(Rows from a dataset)
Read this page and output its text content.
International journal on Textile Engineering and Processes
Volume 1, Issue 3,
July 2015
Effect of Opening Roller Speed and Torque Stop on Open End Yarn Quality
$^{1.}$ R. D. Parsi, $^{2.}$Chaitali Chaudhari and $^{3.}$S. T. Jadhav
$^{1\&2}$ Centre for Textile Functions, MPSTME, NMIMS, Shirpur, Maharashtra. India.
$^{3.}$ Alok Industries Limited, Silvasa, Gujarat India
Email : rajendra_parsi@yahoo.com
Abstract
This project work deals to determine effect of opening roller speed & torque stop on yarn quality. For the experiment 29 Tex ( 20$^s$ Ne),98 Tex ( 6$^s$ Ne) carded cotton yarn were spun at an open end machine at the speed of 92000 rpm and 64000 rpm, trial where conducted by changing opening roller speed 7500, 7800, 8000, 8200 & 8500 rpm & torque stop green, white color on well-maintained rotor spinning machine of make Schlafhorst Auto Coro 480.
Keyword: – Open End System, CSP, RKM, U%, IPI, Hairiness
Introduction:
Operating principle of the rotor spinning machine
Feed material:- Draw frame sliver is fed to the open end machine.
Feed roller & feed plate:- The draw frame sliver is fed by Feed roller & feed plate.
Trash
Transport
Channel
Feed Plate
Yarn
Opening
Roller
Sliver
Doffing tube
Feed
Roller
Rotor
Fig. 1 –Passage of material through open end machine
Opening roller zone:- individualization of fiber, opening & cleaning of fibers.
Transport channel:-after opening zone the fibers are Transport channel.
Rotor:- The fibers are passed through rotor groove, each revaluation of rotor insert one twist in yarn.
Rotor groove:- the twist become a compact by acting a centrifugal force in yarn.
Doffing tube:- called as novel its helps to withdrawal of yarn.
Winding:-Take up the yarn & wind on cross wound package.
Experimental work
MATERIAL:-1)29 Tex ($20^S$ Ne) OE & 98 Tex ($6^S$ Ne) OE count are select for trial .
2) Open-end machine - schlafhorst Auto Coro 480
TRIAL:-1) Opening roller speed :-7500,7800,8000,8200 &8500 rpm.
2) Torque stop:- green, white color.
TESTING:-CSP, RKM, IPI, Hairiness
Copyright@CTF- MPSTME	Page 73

» **JOB**
Every line above that contains the word "frame" should be reported.

» **REPLY**
Feed material:- Draw frame sliver is fed to the open end machine.
Feed roller & feed plate:- The draw frame sliver is fed by Feed roller & feed plate.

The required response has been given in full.